Saved data entries:
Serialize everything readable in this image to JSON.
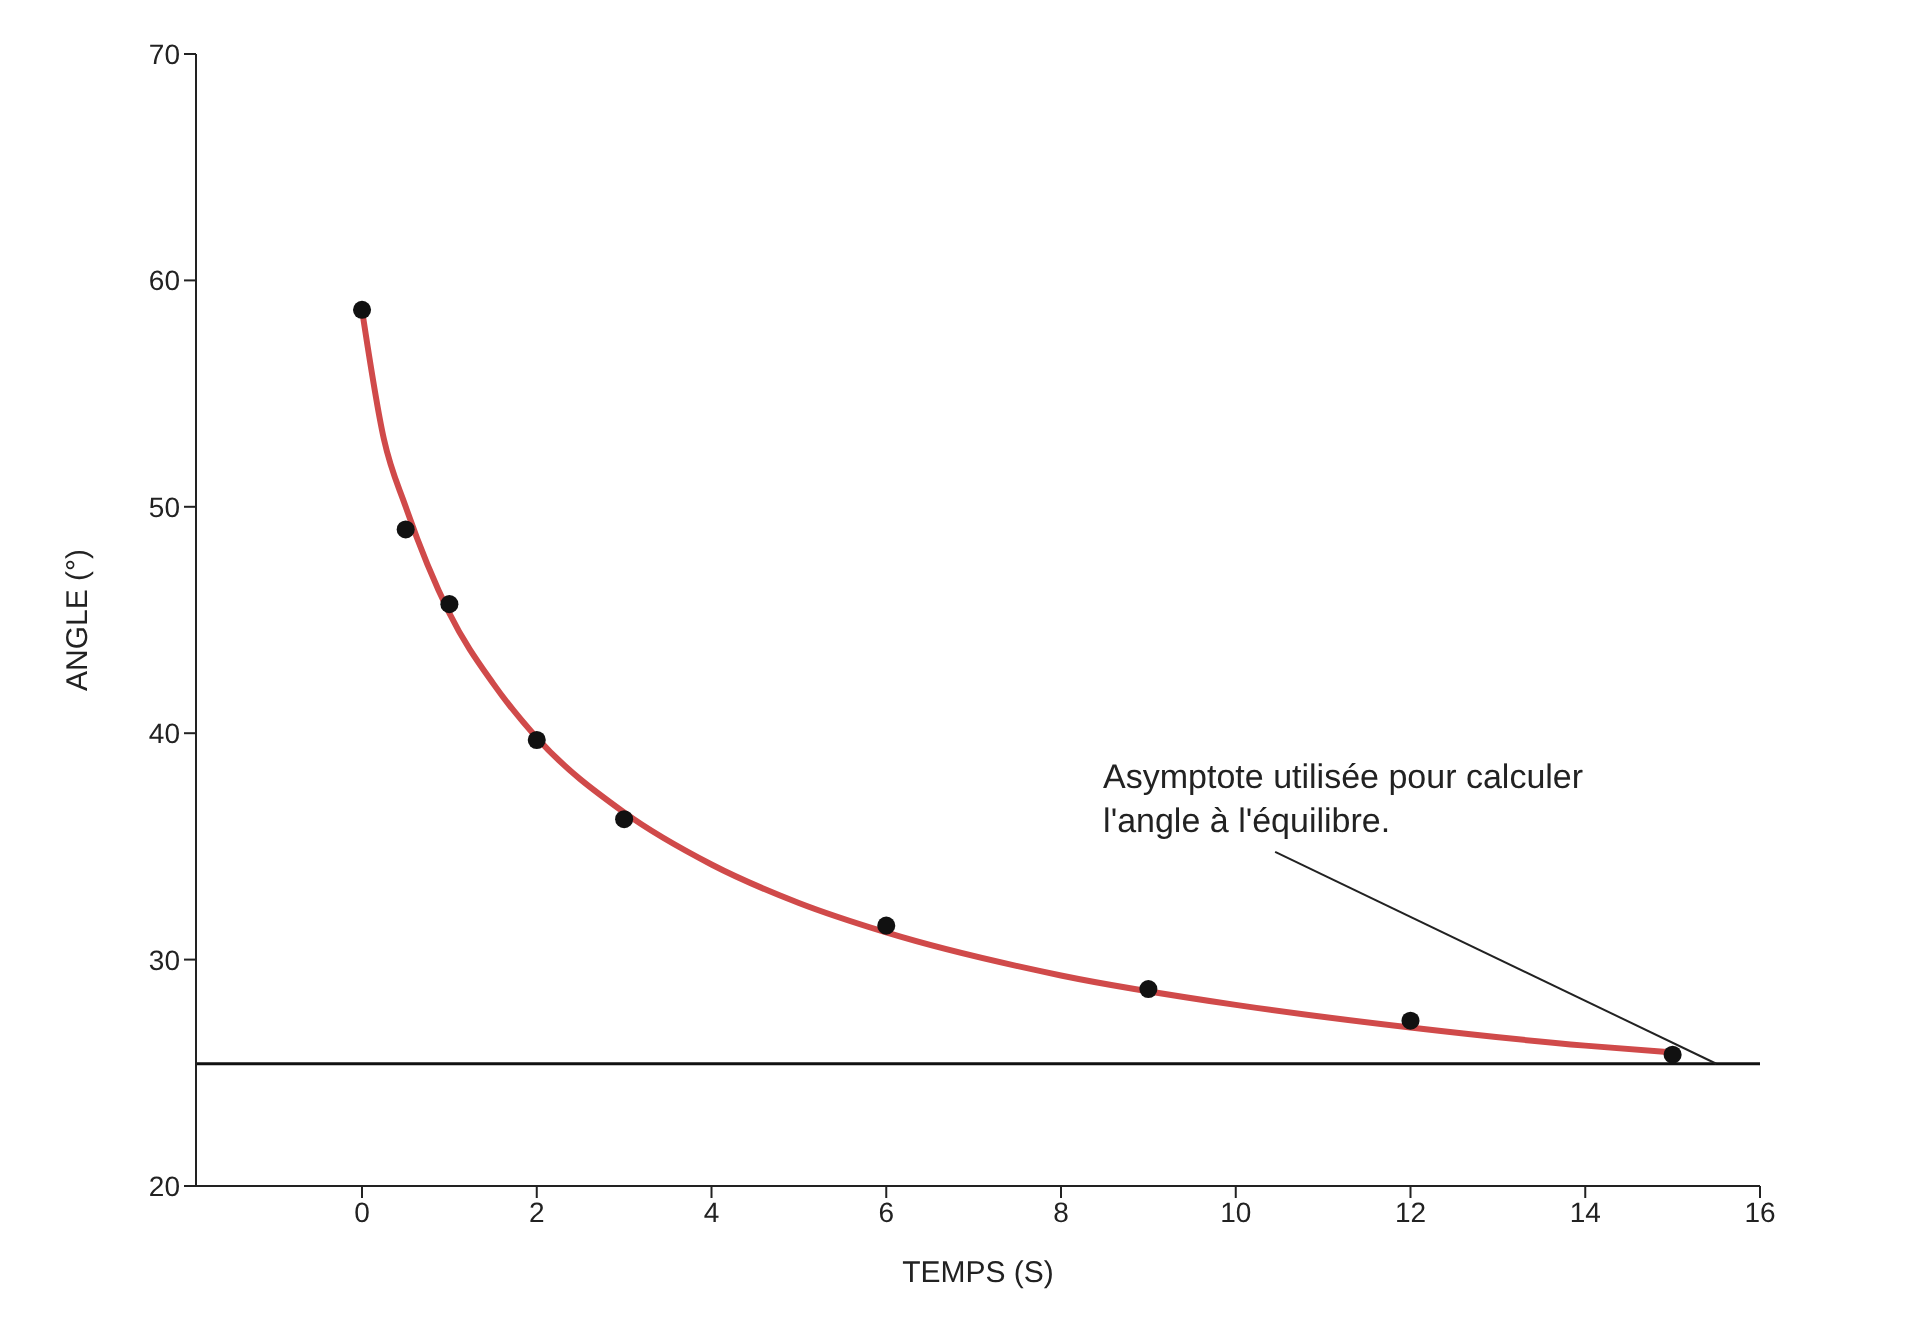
{
  "chart_data": {
    "type": "scatter",
    "xlabel": "TEMPS (S)",
    "ylabel": "ANGLE (°)",
    "xlim": [
      -1.9,
      16
    ],
    "xticks": [
      0,
      2,
      4,
      6,
      8,
      10,
      12,
      14,
      16
    ],
    "ylim": [
      20,
      70
    ],
    "yticks": [
      20,
      30,
      40,
      50,
      60,
      70
    ],
    "grid": false,
    "series": [
      {
        "marker": "circle",
        "color": "#111111",
        "x": [
          0,
          0.5,
          1,
          2,
          3,
          6,
          9,
          12,
          15
        ],
        "values": [
          58.7,
          49.0,
          45.7,
          39.7,
          36.2,
          31.5,
          28.7,
          27.3,
          25.8
        ]
      },
      {
        "type": "line",
        "color": "#d04a4a",
        "x": [
          0,
          0.25,
          0.5,
          1,
          1.5,
          2,
          3,
          4,
          5,
          6,
          8,
          10,
          12,
          14,
          15
        ],
        "values": [
          58.7,
          53.0,
          50.0,
          45.3,
          42.2,
          39.8,
          36.5,
          34.2,
          32.5,
          31.2,
          29.3,
          28.0,
          27.0,
          26.2,
          25.9
        ]
      }
    ],
    "ref_lines": [
      {
        "axis": "y",
        "value": 25.4,
        "color": "#111111"
      }
    ],
    "annotations": [
      {
        "text": "Asymptote utilisée pour calculer l'angle à l'équilibre.",
        "x": 15.5,
        "y": 25.4
      }
    ]
  }
}
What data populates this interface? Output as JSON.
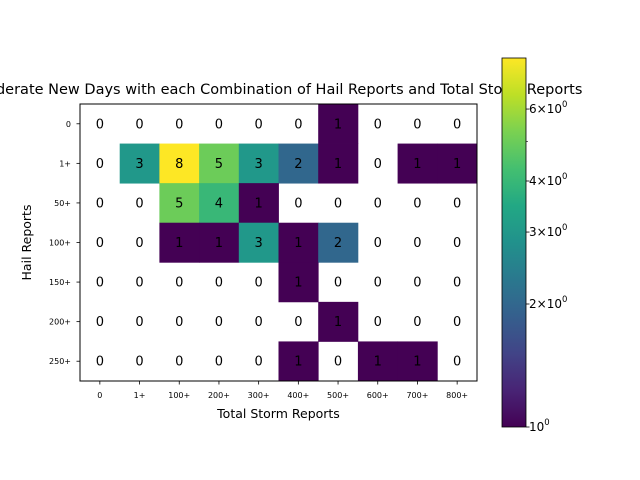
{
  "chart_data": {
    "type": "heatmap",
    "title": "Moderate New Days with each Combination of Hail Reports and Total Storm Reports",
    "xlabel": "Total Storm Reports",
    "ylabel": "Hail Reports",
    "x_categories": [
      "0",
      "1+",
      "100+",
      "200+",
      "300+",
      "400+",
      "500+",
      "600+",
      "700+",
      "800+"
    ],
    "y_categories": [
      "0",
      "1+",
      "50+",
      "100+",
      "150+",
      "200+",
      "250+"
    ],
    "values": [
      [
        0,
        0,
        0,
        0,
        0,
        0,
        1,
        0,
        0,
        0
      ],
      [
        0,
        3,
        8,
        5,
        3,
        2,
        1,
        0,
        1,
        1
      ],
      [
        0,
        0,
        5,
        4,
        1,
        0,
        0,
        0,
        0,
        0
      ],
      [
        0,
        0,
        1,
        1,
        3,
        1,
        2,
        0,
        0,
        0
      ],
      [
        0,
        0,
        0,
        0,
        0,
        1,
        0,
        0,
        0,
        0
      ],
      [
        0,
        0,
        0,
        0,
        0,
        0,
        1,
        0,
        0,
        0
      ],
      [
        0,
        0,
        0,
        0,
        0,
        1,
        0,
        1,
        1,
        0
      ]
    ],
    "color_scale": "log",
    "colormap": "viridis",
    "zero_cells": "blank",
    "colorbar": {
      "range": [
        1,
        8
      ],
      "tick_labels": [
        "$10^0$",
        "$2\\times10^0$",
        "$3\\times10^0$",
        "$4\\times10^0$",
        "$6\\times10^0$"
      ],
      "tick_values": [
        1,
        2,
        3,
        4,
        6
      ],
      "minor_tick_values": [
        5
      ]
    },
    "grid": false
  }
}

• **WHAT NEEDS TO BE DONE**
Leave out all pictures, then copy the remaining material exactly.

• **ANSWER TO THE PROBLEM**
Serialize everything readable in this image to JSON.
{
  "chart_data": {
    "type": "scatter",
    "xlabel": "TEMPS (S)",
    "ylabel": "ANGLE (°)",
    "xlim": [
      -1.9,
      16
    ],
    "xticks": [
      0,
      2,
      4,
      6,
      8,
      10,
      12,
      14,
      16
    ],
    "ylim": [
      20,
      70
    ],
    "yticks": [
      20,
      30,
      40,
      50,
      60,
      70
    ],
    "grid": false,
    "series": [
      {
        "marker": "circle",
        "color": "#111111",
        "x": [
          0,
          0.5,
          1,
          2,
          3,
          6,
          9,
          12,
          15
        ],
        "values": [
          58.7,
          49.0,
          45.7,
          39.7,
          36.2,
          31.5,
          28.7,
          27.3,
          25.8
        ]
      },
      {
        "type": "line",
        "color": "#d04a4a",
        "x": [
          0,
          0.25,
          0.5,
          1,
          1.5,
          2,
          3,
          4,
          5,
          6,
          8,
          10,
          12,
          14,
          15
        ],
        "values": [
          58.7,
          53.0,
          50.0,
          45.3,
          42.2,
          39.8,
          36.5,
          34.2,
          32.5,
          31.2,
          29.3,
          28.0,
          27.0,
          26.2,
          25.9
        ]
      }
    ],
    "ref_lines": [
      {
        "axis": "y",
        "value": 25.4,
        "color": "#111111"
      }
    ],
    "annotations": [
      {
        "text": "Asymptote utilisée pour calculer l'angle à l'équilibre.",
        "x": 15.5,
        "y": 25.4
      }
    ]
  }
}
What data populates this interface? Output as JSON.
{
  "chart_data": {
    "type": "heatmap",
    "title": "Moderate New Days with each Combination of Hail Reports and Total Storm Reports",
    "xlabel": "Total Storm Reports",
    "ylabel": "Hail Reports",
    "x_categories": [
      "0",
      "1+",
      "100+",
      "200+",
      "300+",
      "400+",
      "500+",
      "600+",
      "700+",
      "800+"
    ],
    "y_categories": [
      "0",
      "1+",
      "50+",
      "100+",
      "150+",
      "200+",
      "250+"
    ],
    "values": [
      [
        0,
        0,
        0,
        0,
        0,
        0,
        1,
        0,
        0,
        0
      ],
      [
        0,
        3,
        8,
        5,
        3,
        2,
        1,
        0,
        1,
        1
      ],
      [
        0,
        0,
        5,
        4,
        1,
        0,
        0,
        0,
        0,
        0
      ],
      [
        0,
        0,
        1,
        1,
        3,
        1,
        2,
        0,
        0,
        0
      ],
      [
        0,
        0,
        0,
        0,
        0,
        1,
        0,
        0,
        0,
        0
      ],
      [
        0,
        0,
        0,
        0,
        0,
        0,
        1,
        0,
        0,
        0
      ],
      [
        0,
        0,
        0,
        0,
        0,
        1,
        0,
        1,
        1,
        0
      ]
    ],
    "color_scale": "log",
    "colormap": "viridis",
    "zero_cells": "blank",
    "colorbar": {
      "range": [
        1,
        8
      ],
      "tick_labels": [
        "$10^0$",
        "$2\\times10^0$",
        "$3\\times10^0$",
        "$4\\times10^0$",
        "$6\\times10^0$"
      ],
      "tick_values": [
        1,
        2,
        3,
        4,
        6
      ],
      "minor_tick_values": [
        5
      ]
    },
    "grid": false
  }
}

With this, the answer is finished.